• _WRITTEN EXERCISE_
Some lines in the listing below may include the string "image". How many are there? Give only the number.
start
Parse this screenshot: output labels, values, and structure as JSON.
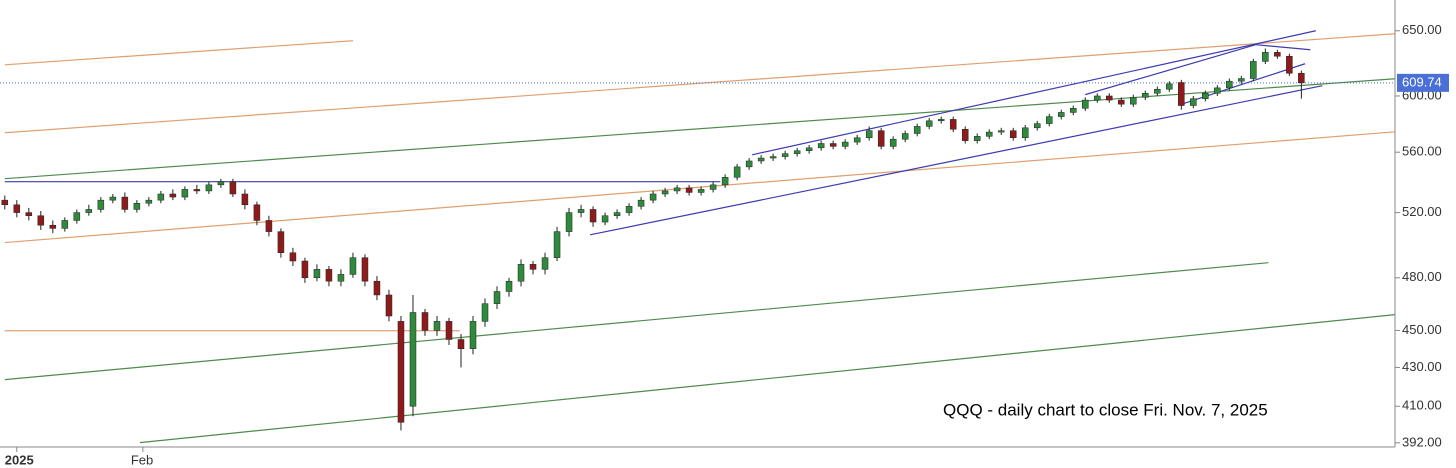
{
  "chart_data": {
    "type": "candlestick",
    "annotation": "QQQ - daily chart to close Fri. Nov. 7, 2025",
    "log_scale": true,
    "ylim": [
      390,
      675
    ],
    "yticks": [
      {
        "value": 650,
        "label": "650.00"
      },
      {
        "value": 600,
        "label": "600.00"
      },
      {
        "value": 560,
        "label": "560.00"
      },
      {
        "value": 520,
        "label": "520.00"
      },
      {
        "value": 480,
        "label": "480.00"
      },
      {
        "value": 450,
        "label": "450.00"
      },
      {
        "value": 430,
        "label": "430.00"
      },
      {
        "value": 410,
        "label": "410.00"
      },
      {
        "value": 392,
        "label": "392.00"
      }
    ],
    "xlim": [
      -0.4,
      115.8
    ],
    "xticks": [
      {
        "value": 1,
        "label": "2025"
      },
      {
        "value": 11.5,
        "label": "Feb"
      }
    ],
    "up_color": "#2f8a3c",
    "down_color": "#8e1b1b",
    "last_price": {
      "value": 609.74,
      "label": "609.74",
      "color": "#4a6fd6"
    },
    "open": [
      528,
      525,
      520,
      518,
      512,
      510,
      515,
      520,
      522,
      528,
      530,
      522,
      526,
      528,
      532,
      530,
      535,
      534,
      538,
      540,
      532,
      525,
      515,
      508,
      495,
      490,
      480,
      485,
      478,
      482,
      492,
      478,
      470,
      455,
      410,
      460,
      450,
      455,
      445,
      440,
      455,
      465,
      472,
      478,
      488,
      485,
      492,
      508,
      520,
      522,
      514,
      518,
      520,
      524,
      528,
      532,
      534,
      536,
      533,
      535,
      538,
      543,
      550,
      554,
      556,
      557,
      559,
      561,
      563,
      566,
      564,
      567,
      570,
      575,
      564,
      569,
      573,
      578,
      582,
      583,
      576,
      568,
      571,
      574,
      575,
      570,
      577,
      580,
      585,
      588,
      591,
      597,
      600,
      597,
      594,
      599,
      602,
      605,
      610,
      593,
      598,
      602,
      606,
      611,
      613,
      626,
      633,
      630,
      617
    ],
    "high": [
      531,
      528,
      523,
      521,
      515,
      517,
      522,
      525,
      530,
      532,
      533,
      528,
      530,
      534,
      535,
      537,
      538,
      540,
      542,
      542,
      535,
      527,
      518,
      510,
      498,
      492,
      488,
      487,
      485,
      495,
      494,
      481,
      473,
      458,
      470,
      462,
      458,
      457,
      448,
      458,
      468,
      475,
      480,
      491,
      490,
      495,
      511,
      523,
      525,
      524,
      520,
      522,
      526,
      530,
      534,
      536,
      538,
      538,
      537,
      540,
      545,
      552,
      556,
      558,
      559,
      561,
      563,
      565,
      568,
      568,
      569,
      572,
      578,
      577,
      571,
      575,
      580,
      584,
      585,
      585,
      578,
      573,
      576,
      577,
      577,
      579,
      582,
      587,
      590,
      593,
      599,
      602,
      602,
      599,
      601,
      604,
      607,
      611,
      612,
      600,
      604,
      608,
      613,
      615,
      628,
      636,
      635,
      632,
      619
    ],
    "low": [
      522,
      517,
      515,
      509,
      507,
      508,
      513,
      518,
      520,
      526,
      520,
      520,
      524,
      526,
      528,
      528,
      532,
      532,
      536,
      530,
      522,
      512,
      505,
      492,
      487,
      477,
      478,
      475,
      475,
      480,
      475,
      467,
      455,
      398,
      405,
      447,
      447,
      442,
      430,
      437,
      452,
      462,
      469,
      475,
      482,
      482,
      490,
      505,
      517,
      511,
      512,
      516,
      518,
      522,
      526,
      530,
      532,
      531,
      531,
      533,
      536,
      541,
      548,
      552,
      554,
      555,
      557,
      559,
      561,
      562,
      562,
      565,
      568,
      562,
      562,
      567,
      571,
      576,
      580,
      574,
      566,
      566,
      569,
      572,
      568,
      568,
      575,
      578,
      583,
      586,
      589,
      595,
      595,
      592,
      592,
      597,
      600,
      603,
      590,
      591,
      596,
      600,
      604,
      609,
      611,
      624,
      628,
      615,
      598
    ],
    "close": [
      525,
      520,
      518,
      512,
      510,
      515,
      520,
      522,
      528,
      530,
      522,
      526,
      528,
      532,
      530,
      535,
      534,
      538,
      540,
      532,
      525,
      515,
      508,
      495,
      490,
      480,
      485,
      478,
      482,
      492,
      478,
      470,
      458,
      402,
      460,
      450,
      455,
      445,
      440,
      455,
      465,
      472,
      478,
      488,
      485,
      492,
      508,
      520,
      522,
      514,
      518,
      520,
      524,
      528,
      532,
      534,
      536,
      533,
      535,
      538,
      543,
      550,
      554,
      556,
      557,
      559,
      561,
      563,
      566,
      564,
      567,
      570,
      575,
      564,
      569,
      573,
      578,
      582,
      583,
      576,
      568,
      571,
      574,
      575,
      570,
      577,
      580,
      585,
      588,
      591,
      597,
      600,
      597,
      594,
      599,
      602,
      605,
      609,
      593,
      598,
      602,
      606,
      611,
      613,
      626,
      633,
      630,
      617,
      609.74
    ],
    "lines": [
      {
        "color": "#e0a070",
        "x": [
          0,
          29
        ],
        "y": [
          623.4,
          642.1
        ]
      },
      {
        "color": "#e0a070",
        "x": [
          0,
          115.8
        ],
        "y": [
          573.5,
          647.6
        ]
      },
      {
        "color": "#e0a070",
        "x": [
          0,
          115.8
        ],
        "y": [
          501.2,
          574.2
        ]
      },
      {
        "color": "#e0a070",
        "x": [
          0,
          37.9
        ],
        "y": [
          449.8,
          449.8
        ]
      },
      {
        "color": "#4f8a4f",
        "x": [
          0,
          115.8
        ],
        "y": [
          542.1,
          612.8
        ]
      },
      {
        "color": "#4f8a4f",
        "x": [
          0,
          105.25
        ],
        "y": [
          423.6,
          489.0
        ]
      },
      {
        "color": "#4f8a4f",
        "x": [
          11.25,
          115.8
        ],
        "y": [
          392.1,
          458.8
        ]
      },
      {
        "color": "#3b3bb0",
        "x": [
          0,
          59.6
        ],
        "y": [
          540.1,
          540.1
        ]
      },
      {
        "color": "#3b3bb0",
        "x": [
          48.75,
          109.75
        ],
        "y": [
          506.0,
          607.6
        ]
      },
      {
        "color": "#3b3bb0",
        "x": [
          62.25,
          109.2
        ],
        "y": [
          558.2,
          650
        ]
      },
      {
        "color": "#3b3bb0",
        "x": [
          97.9,
          108.3
        ],
        "y": [
          593.6,
          624.2
        ]
      },
      {
        "color": "#3b3bb0",
        "x": [
          90,
          104.2
        ],
        "y": [
          601.0,
          639.0
        ]
      },
      {
        "color": "#3b3bb0",
        "x": [
          104.2,
          108.75
        ],
        "y": [
          639.0,
          635.0
        ]
      }
    ]
  }
}
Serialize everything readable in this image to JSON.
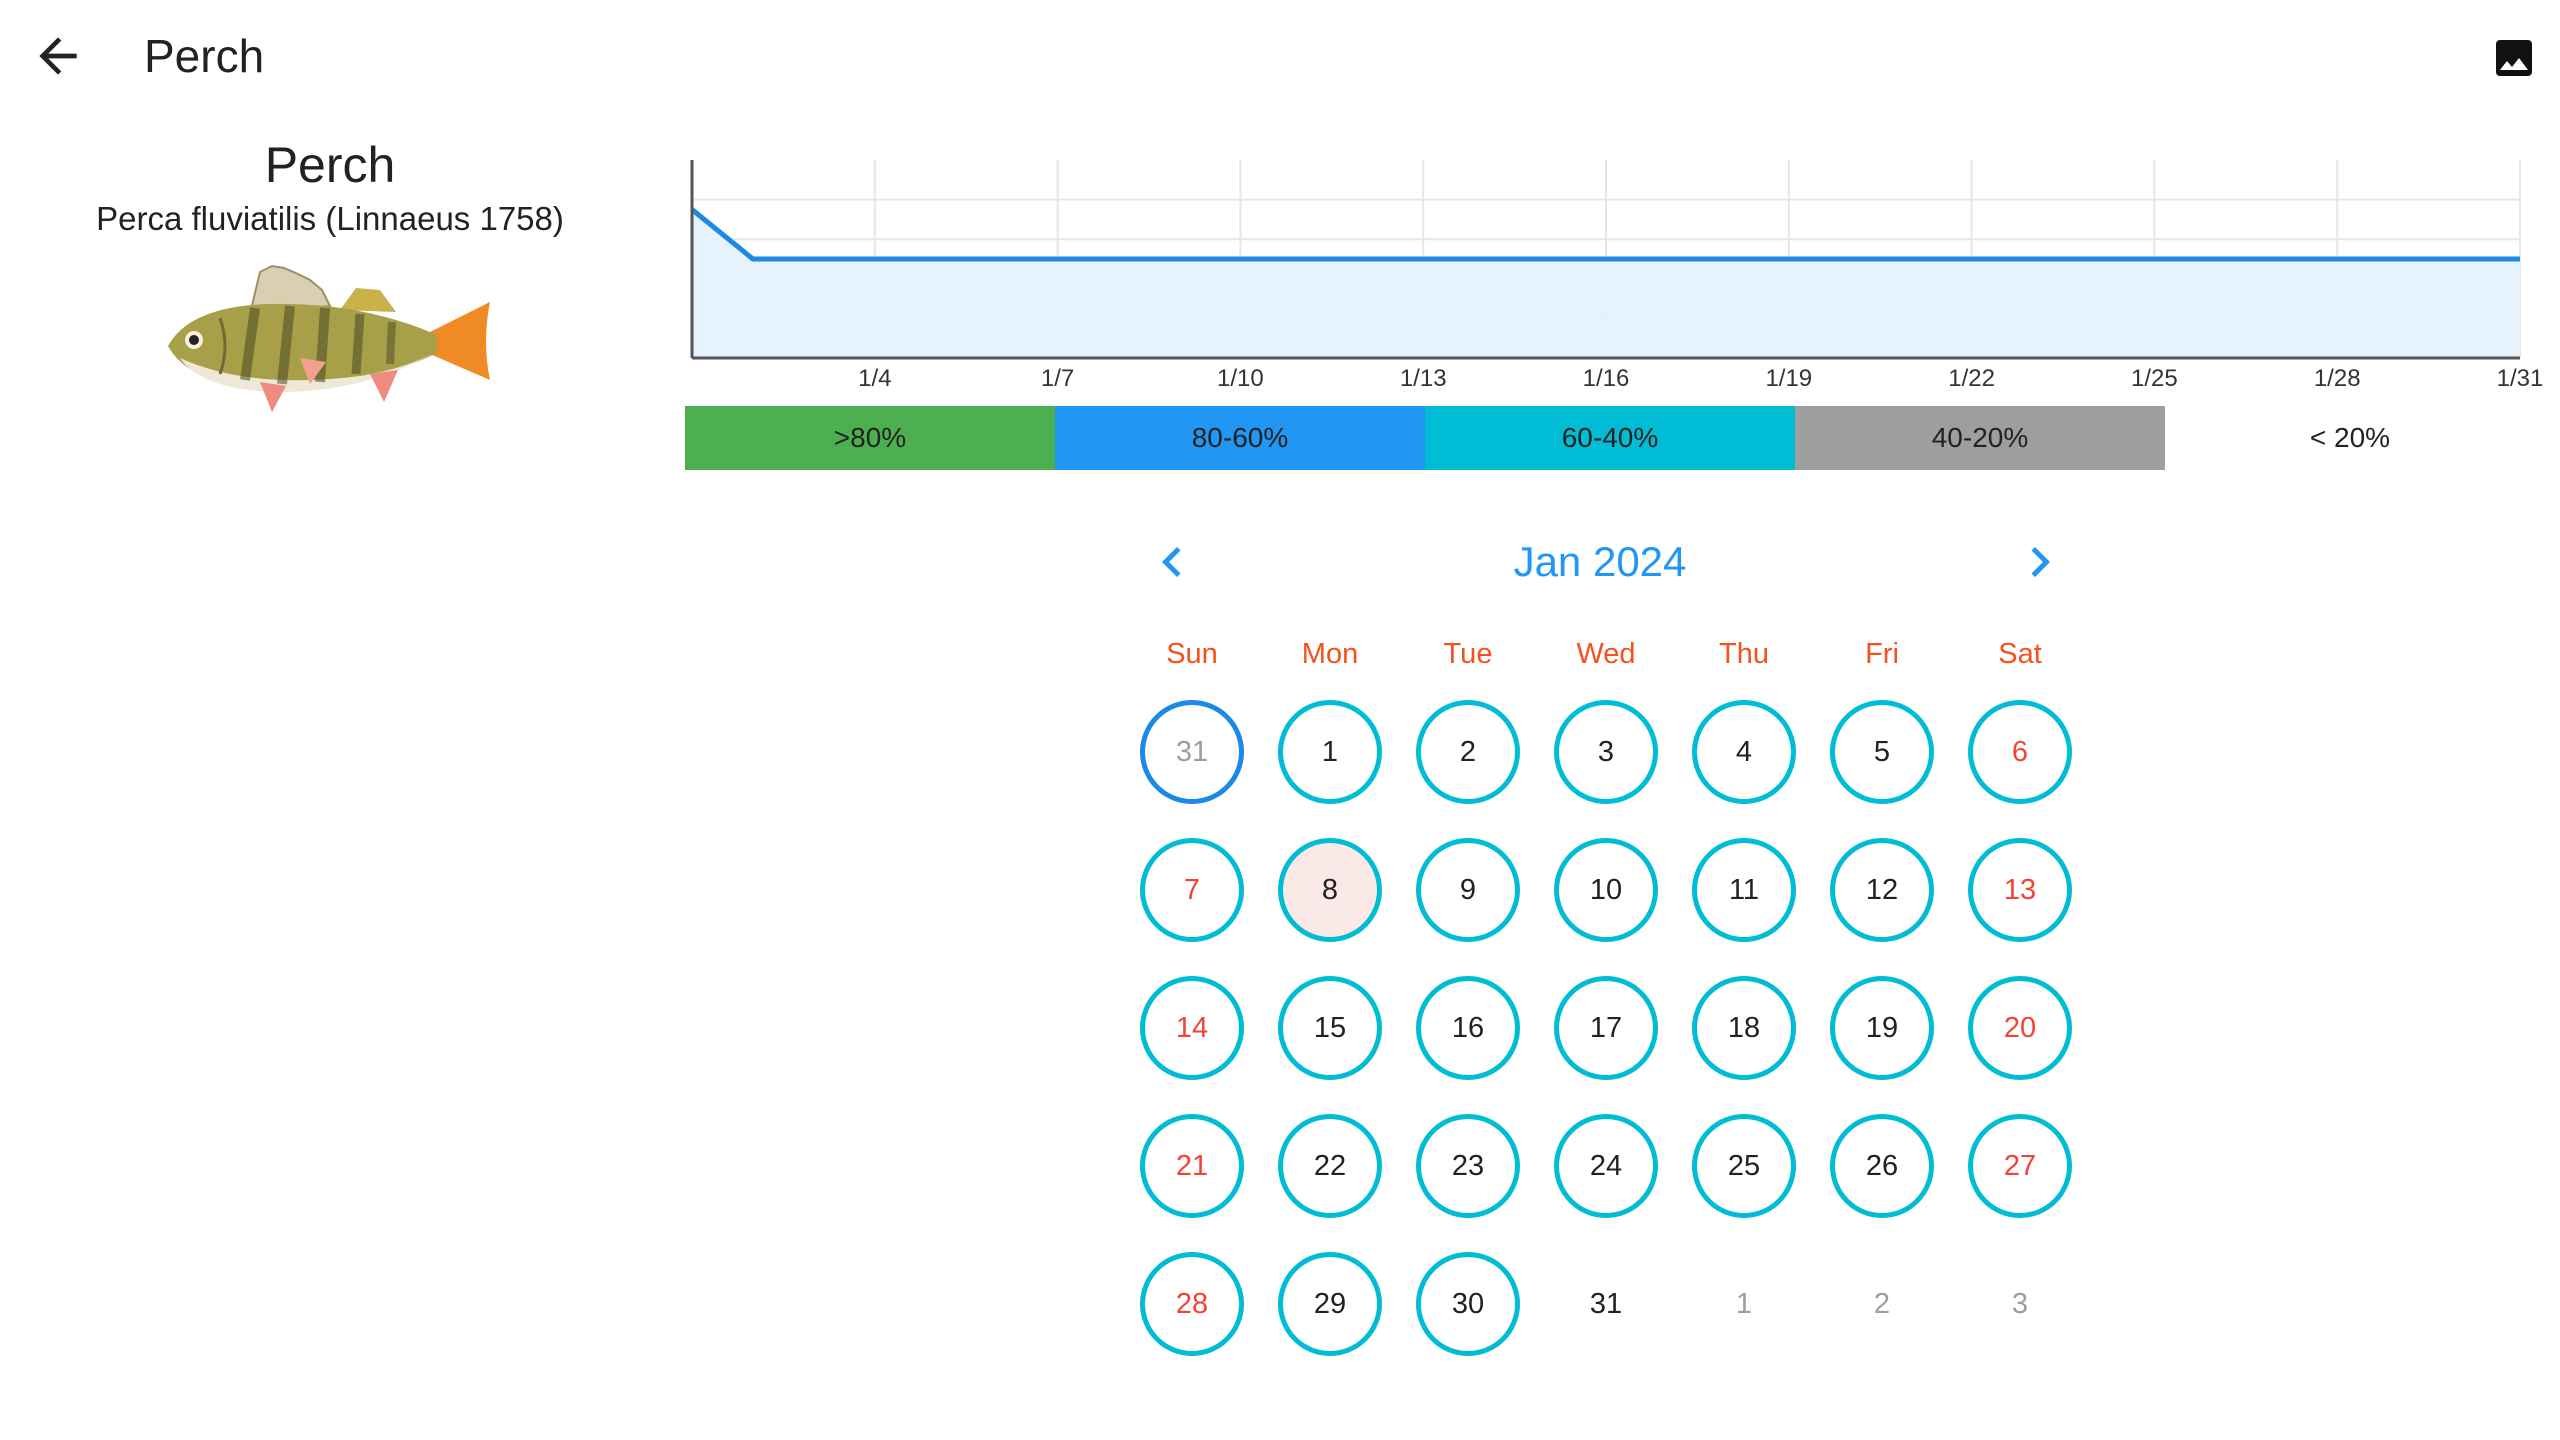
{
  "header": {
    "title": "Perch",
    "back_icon": "arrow-back-icon",
    "gallery_icon": "image-icon"
  },
  "fish": {
    "common_name": "Perch",
    "scientific_name": "Perca fluviatilis (Linnaeus 1758)"
  },
  "chart_data": {
    "type": "area",
    "x_tick_labels": [
      "1/4",
      "1/7",
      "1/10",
      "1/13",
      "1/16",
      "1/19",
      "1/22",
      "1/25",
      "1/28",
      "1/31"
    ],
    "x": [
      1,
      2,
      31
    ],
    "values": [
      75,
      50,
      50
    ],
    "xlim": [
      1,
      31
    ],
    "ylim": [
      0,
      100
    ],
    "grid": true,
    "line_color": "#1e88e5",
    "fill_color": "#e3f2fd"
  },
  "legend": [
    {
      "label": ">80%",
      "color": "#4caf50"
    },
    {
      "label": "80-60%",
      "color": "#2196f3"
    },
    {
      "label": "60-40%",
      "color": "#00bcd4"
    },
    {
      "label": "40-20%",
      "color": "#9e9e9e"
    },
    {
      "label": "< 20%",
      "color": "#ffffff"
    }
  ],
  "calendar": {
    "month_label": "Jan 2024",
    "prev_icon": "chevron-left-icon",
    "next_icon": "chevron-right-icon",
    "weekdays": [
      "Sun",
      "Mon",
      "Tue",
      "Wed",
      "Thu",
      "Fri",
      "Sat"
    ],
    "accent_color": "#2196f3",
    "weekend_color": "#f44336",
    "ring_color": "#00bcd4",
    "weeks": [
      [
        {
          "d": "31",
          "out": true,
          "ring": "today"
        },
        {
          "d": "1",
          "ring": "cyan"
        },
        {
          "d": "2",
          "ring": "cyan"
        },
        {
          "d": "3",
          "ring": "cyan"
        },
        {
          "d": "4",
          "ring": "cyan"
        },
        {
          "d": "5",
          "ring": "cyan"
        },
        {
          "d": "6",
          "ring": "cyan"
        }
      ],
      [
        {
          "d": "7",
          "ring": "cyan"
        },
        {
          "d": "8",
          "ring": "cyan",
          "selected": true
        },
        {
          "d": "9",
          "ring": "cyan"
        },
        {
          "d": "10",
          "ring": "cyan"
        },
        {
          "d": "11",
          "ring": "cyan"
        },
        {
          "d": "12",
          "ring": "cyan"
        },
        {
          "d": "13",
          "ring": "cyan"
        }
      ],
      [
        {
          "d": "14",
          "ring": "cyan"
        },
        {
          "d": "15",
          "ring": "cyan"
        },
        {
          "d": "16",
          "ring": "cyan"
        },
        {
          "d": "17",
          "ring": "cyan"
        },
        {
          "d": "18",
          "ring": "cyan"
        },
        {
          "d": "19",
          "ring": "cyan"
        },
        {
          "d": "20",
          "ring": "cyan"
        }
      ],
      [
        {
          "d": "21",
          "ring": "cyan"
        },
        {
          "d": "22",
          "ring": "cyan"
        },
        {
          "d": "23",
          "ring": "cyan"
        },
        {
          "d": "24",
          "ring": "cyan"
        },
        {
          "d": "25",
          "ring": "cyan"
        },
        {
          "d": "26",
          "ring": "cyan"
        },
        {
          "d": "27",
          "ring": "cyan"
        }
      ],
      [
        {
          "d": "28",
          "ring": "cyan"
        },
        {
          "d": "29",
          "ring": "cyan"
        },
        {
          "d": "30",
          "ring": "cyan"
        },
        {
          "d": "31"
        },
        {
          "d": "1",
          "out": true
        },
        {
          "d": "2",
          "out": true
        },
        {
          "d": "3",
          "out": true
        }
      ]
    ]
  }
}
end
• _RESPONSE TO THIS EXERCISE_
2